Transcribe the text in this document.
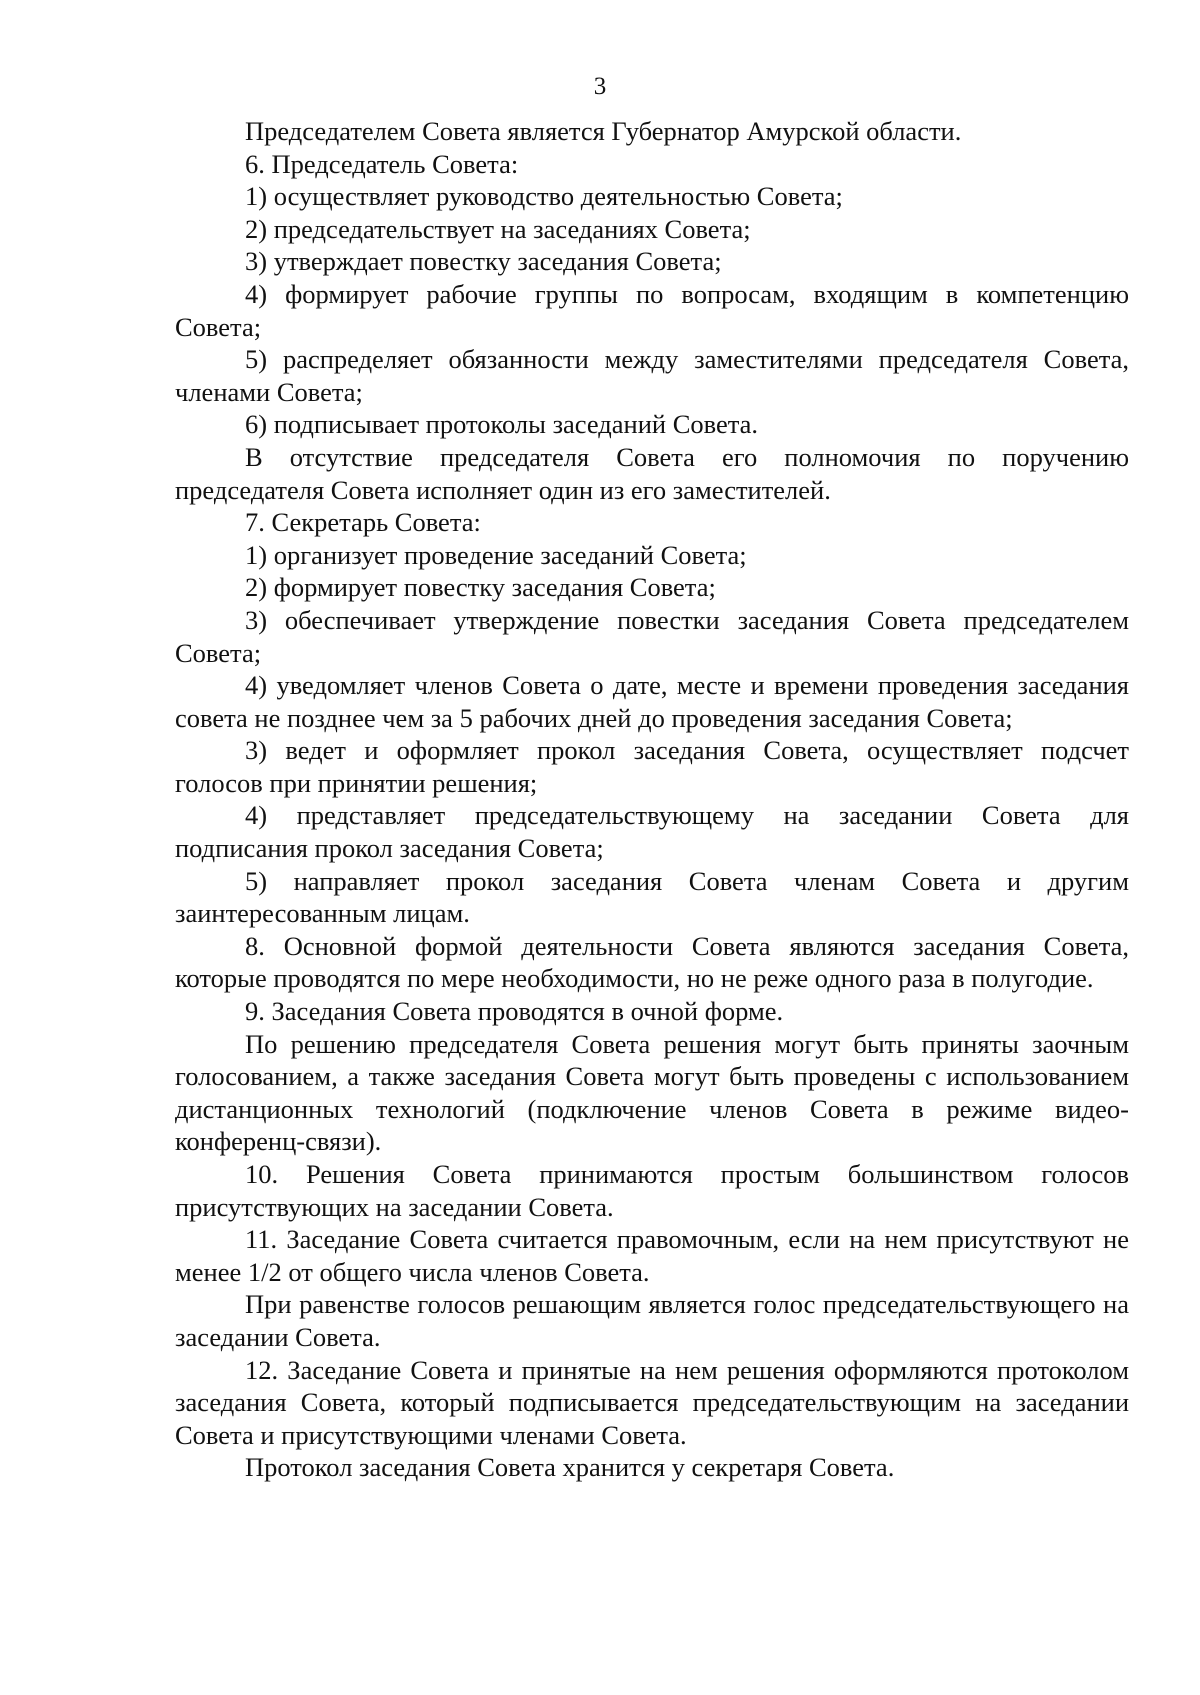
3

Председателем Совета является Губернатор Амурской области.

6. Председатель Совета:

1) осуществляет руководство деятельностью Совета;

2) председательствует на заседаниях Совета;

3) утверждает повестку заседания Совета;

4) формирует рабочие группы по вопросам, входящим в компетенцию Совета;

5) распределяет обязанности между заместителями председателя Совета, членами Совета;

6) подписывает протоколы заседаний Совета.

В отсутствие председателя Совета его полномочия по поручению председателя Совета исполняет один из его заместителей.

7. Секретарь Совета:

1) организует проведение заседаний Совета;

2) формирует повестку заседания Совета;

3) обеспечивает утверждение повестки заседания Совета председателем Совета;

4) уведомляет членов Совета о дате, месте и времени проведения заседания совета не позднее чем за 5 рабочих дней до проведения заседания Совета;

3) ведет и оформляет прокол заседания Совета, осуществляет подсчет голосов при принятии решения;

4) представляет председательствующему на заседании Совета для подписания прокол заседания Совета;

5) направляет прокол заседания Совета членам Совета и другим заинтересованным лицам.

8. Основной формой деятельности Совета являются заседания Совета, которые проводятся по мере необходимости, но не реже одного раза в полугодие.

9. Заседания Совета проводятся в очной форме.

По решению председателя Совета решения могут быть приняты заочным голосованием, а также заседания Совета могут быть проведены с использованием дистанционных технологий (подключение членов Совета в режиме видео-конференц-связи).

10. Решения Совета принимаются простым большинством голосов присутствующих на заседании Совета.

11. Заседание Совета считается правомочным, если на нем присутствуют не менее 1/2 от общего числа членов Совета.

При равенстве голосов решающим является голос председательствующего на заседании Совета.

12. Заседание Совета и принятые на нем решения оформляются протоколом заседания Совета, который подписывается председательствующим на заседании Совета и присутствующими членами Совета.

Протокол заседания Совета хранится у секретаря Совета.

---+---

TASK BRIEF:
Look through the entries above and count each line holding "членов"; report the count alone.

SOLUTION BELOW:
3